Start Input rows

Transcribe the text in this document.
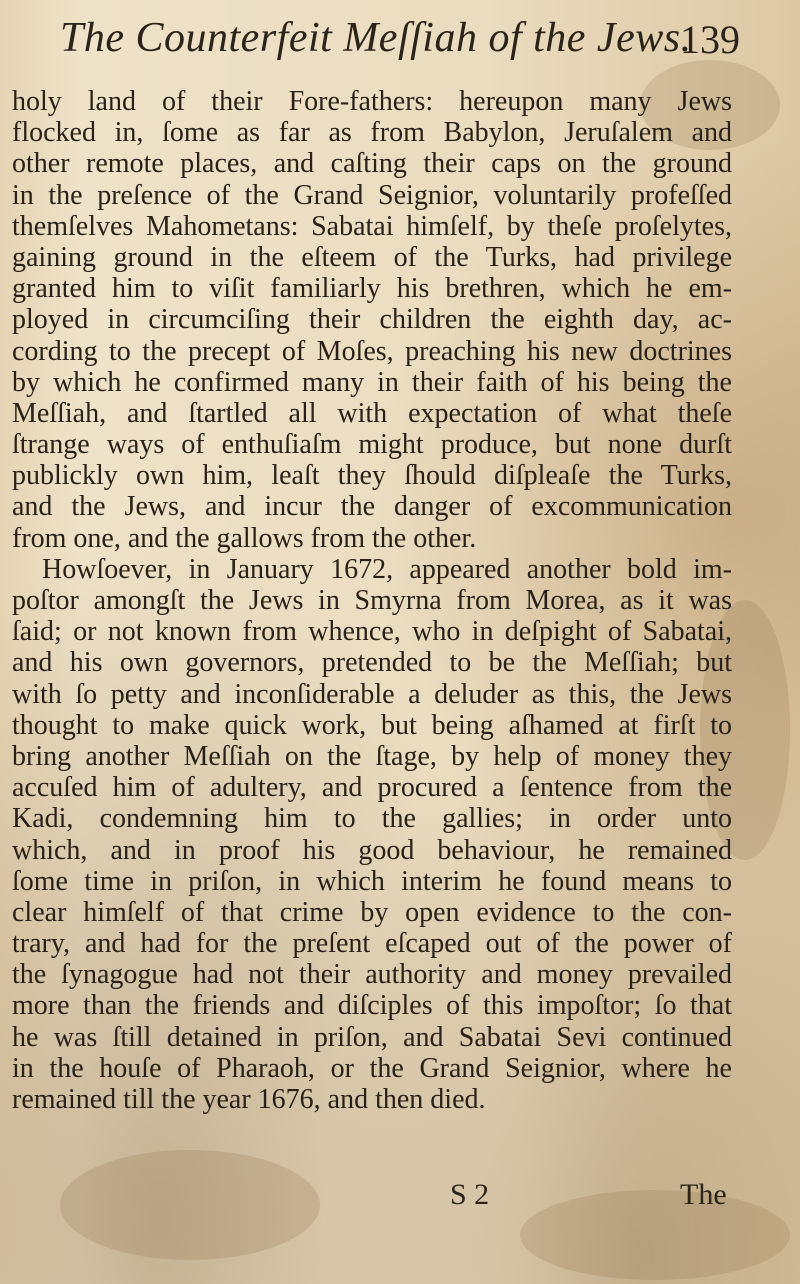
The Counterfeit Meſſiah of the Jews.
139
holy land of their Fore-fathers: hereupon many Jews
flocked in, ſome as far as from Babylon, Jeruſalem and
other remote places, and caſting their caps on the ground
in the preſence of the Grand Seignior, voluntarily profeſſed
themſelves Mahometans: Sabatai himſelf, by theſe proſelytes,
gaining ground in the eſteem of the Turks, had privilege
granted him to viſit familiarly his brethren, which he em-
ployed in circumciſing their children the eighth day, ac-
cording to the precept of Moſes, preaching his new doctrines
by which he confirmed many in their faith of his being the
Meſſiah, and ſtartled all with expectation of what theſe
ſtrange ways of enthuſiaſm might produce, but none durſt
publickly own him, leaſt they ſhould diſpleaſe the Turks,
and the Jews, and incur the danger of excommunication
from one, and the gallows from the other.
Howſoever, in January 1672, appeared another bold im-
poſtor amongſt the Jews in Smyrna from Morea, as it was
ſaid; or not known from whence, who in deſpight of Sabatai,
and his own governors, pretended to be the Meſſiah; but
with ſo petty and inconſiderable a deluder as this, the Jews
thought to make quick work, but being aſhamed at firſt to
bring another Meſſiah on the ſtage, by help of money they
accuſed him of adultery, and procured a ſentence from the
Kadi, condemning him to the gallies; in order unto
which, and in proof his good behaviour, he remained
ſome time in priſon, in which interim he found means to
clear himſelf of that crime by open evidence to the con-
trary, and had for the preſent eſcaped out of the power of
the ſynagogue had not their authority and money prevailed
more than the friends and diſciples of this impoſtor; ſo that
he was ſtill detained in priſon, and Sabatai Sevi continued
in the houſe of Pharaoh, or the Grand Seignior, where he
remained till the year 1676, and then died.
S 2	The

End Input rows

Problem to work on
With the pictures omitted, reproduce the records in full and exactly.

Task response
Transcribe the text in this document.
The Counterfeit Meſſiah of the Jews.
139
holy land of their Fore-fathers: hereupon many Jews
flocked in, ſome as far as from Babylon, Jeruſalem and
other remote places, and caſting their caps on the ground
in the preſence of the Grand Seignior, voluntarily profeſſed
themſelves Mahometans: Sabatai himſelf, by theſe proſelytes,
gaining ground in the eſteem of the Turks, had privilege
granted him to viſit familiarly his brethren, which he em-
ployed in circumciſing their children the eighth day, ac-
cording to the precept of Moſes, preaching his new doctrines
by which he confirmed many in their faith of his being the
Meſſiah, and ſtartled all with expectation of what theſe
ſtrange ways of enthuſiaſm might produce, but none durſt
publickly own him, leaſt they ſhould diſpleaſe the Turks,
and the Jews, and incur the danger of excommunication
from one, and the gallows from the other.
Howſoever, in January 1672, appeared another bold im-
poſtor amongſt the Jews in Smyrna from Morea, as it was
ſaid; or not known from whence, who in deſpight of Sabatai,
and his own governors, pretended to be the Meſſiah; but
with ſo petty and inconſiderable a deluder as this, the Jews
thought to make quick work, but being aſhamed at firſt to
bring another Meſſiah on the ſtage, by help of money they
accuſed him of adultery, and procured a ſentence from the
Kadi, condemning him to the gallies; in order unto
which, and in proof his good behaviour, he remained
ſome time in priſon, in which interim he found means to
clear himſelf of that crime by open evidence to the con-
trary, and had for the preſent eſcaped out of the power of
the ſynagogue had not their authority and money prevailed
more than the friends and diſciples of this impoſtor; ſo that
he was ſtill detained in priſon, and Sabatai Sevi continued
in the houſe of Pharaoh, or the Grand Seignior, where he
remained till the year 1676, and then died.
S 2	The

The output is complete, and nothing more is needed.